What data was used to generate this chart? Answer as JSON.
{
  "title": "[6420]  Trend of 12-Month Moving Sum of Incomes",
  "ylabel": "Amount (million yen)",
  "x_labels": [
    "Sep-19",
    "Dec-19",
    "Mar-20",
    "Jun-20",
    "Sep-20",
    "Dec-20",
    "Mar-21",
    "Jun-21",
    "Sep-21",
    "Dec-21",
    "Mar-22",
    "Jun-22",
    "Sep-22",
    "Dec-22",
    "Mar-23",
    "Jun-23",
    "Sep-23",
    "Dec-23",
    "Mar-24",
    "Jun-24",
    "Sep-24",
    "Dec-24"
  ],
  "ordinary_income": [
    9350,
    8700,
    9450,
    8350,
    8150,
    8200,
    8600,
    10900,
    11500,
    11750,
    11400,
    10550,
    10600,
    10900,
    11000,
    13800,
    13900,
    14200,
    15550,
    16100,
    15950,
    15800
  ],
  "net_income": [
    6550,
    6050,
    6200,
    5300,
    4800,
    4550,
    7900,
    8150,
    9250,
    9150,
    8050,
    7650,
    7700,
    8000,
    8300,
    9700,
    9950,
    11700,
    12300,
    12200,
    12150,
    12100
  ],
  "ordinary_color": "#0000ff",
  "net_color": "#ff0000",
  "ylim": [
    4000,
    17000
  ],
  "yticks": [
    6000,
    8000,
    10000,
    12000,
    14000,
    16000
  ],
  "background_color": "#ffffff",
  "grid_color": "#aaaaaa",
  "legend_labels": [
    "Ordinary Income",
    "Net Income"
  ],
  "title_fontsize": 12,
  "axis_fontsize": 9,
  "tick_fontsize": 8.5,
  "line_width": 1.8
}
☆ ☆ ☆ ☆
Your task is to output all of the data above word for word.

*Answer to this exercise:*
What data was used to generate this chart? Answer as JSON.
{
  "title": "[6420]  Trend of 12-Month Moving Sum of Incomes",
  "ylabel": "Amount (million yen)",
  "x_labels": [
    "Sep-19",
    "Dec-19",
    "Mar-20",
    "Jun-20",
    "Sep-20",
    "Dec-20",
    "Mar-21",
    "Jun-21",
    "Sep-21",
    "Dec-21",
    "Mar-22",
    "Jun-22",
    "Sep-22",
    "Dec-22",
    "Mar-23",
    "Jun-23",
    "Sep-23",
    "Dec-23",
    "Mar-24",
    "Jun-24",
    "Sep-24",
    "Dec-24"
  ],
  "ordinary_income": [
    9350,
    8700,
    9450,
    8350,
    8150,
    8200,
    8600,
    10900,
    11500,
    11750,
    11400,
    10550,
    10600,
    10900,
    11000,
    13800,
    13900,
    14200,
    15550,
    16100,
    15950,
    15800
  ],
  "net_income": [
    6550,
    6050,
    6200,
    5300,
    4800,
    4550,
    7900,
    8150,
    9250,
    9150,
    8050,
    7650,
    7700,
    8000,
    8300,
    9700,
    9950,
    11700,
    12300,
    12200,
    12150,
    12100
  ],
  "ordinary_color": "#0000ff",
  "net_color": "#ff0000",
  "ylim": [
    4000,
    17000
  ],
  "yticks": [
    6000,
    8000,
    10000,
    12000,
    14000,
    16000
  ],
  "background_color": "#ffffff",
  "grid_color": "#aaaaaa",
  "legend_labels": [
    "Ordinary Income",
    "Net Income"
  ],
  "title_fontsize": 12,
  "axis_fontsize": 9,
  "tick_fontsize": 8.5,
  "line_width": 1.8
}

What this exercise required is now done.